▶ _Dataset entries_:
┌──

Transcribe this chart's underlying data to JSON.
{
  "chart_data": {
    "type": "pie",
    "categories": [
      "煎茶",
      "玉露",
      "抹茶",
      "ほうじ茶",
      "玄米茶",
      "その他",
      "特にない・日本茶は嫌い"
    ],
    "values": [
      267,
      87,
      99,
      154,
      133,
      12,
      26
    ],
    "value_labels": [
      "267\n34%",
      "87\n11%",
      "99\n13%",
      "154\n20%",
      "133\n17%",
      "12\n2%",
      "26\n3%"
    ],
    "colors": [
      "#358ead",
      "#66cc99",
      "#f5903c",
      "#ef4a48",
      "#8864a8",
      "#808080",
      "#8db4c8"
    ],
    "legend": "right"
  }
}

└──

▶ _Requirement_:
Using the data above, reproduce every line exactly.

▶ _Full answer_:
Transcribe this chart's underlying data to JSON.
{
  "chart_data": {
    "type": "pie",
    "categories": [
      "煎茶",
      "玉露",
      "抹茶",
      "ほうじ茶",
      "玄米茶",
      "その他",
      "特にない・日本茶は嫌い"
    ],
    "values": [
      267,
      87,
      99,
      154,
      133,
      12,
      26
    ],
    "value_labels": [
      "267\n34%",
      "87\n11%",
      "99\n13%",
      "154\n20%",
      "133\n17%",
      "12\n2%",
      "26\n3%"
    ],
    "colors": [
      "#358ead",
      "#66cc99",
      "#f5903c",
      "#ef4a48",
      "#8864a8",
      "#808080",
      "#8db4c8"
    ],
    "legend": "right"
  }
}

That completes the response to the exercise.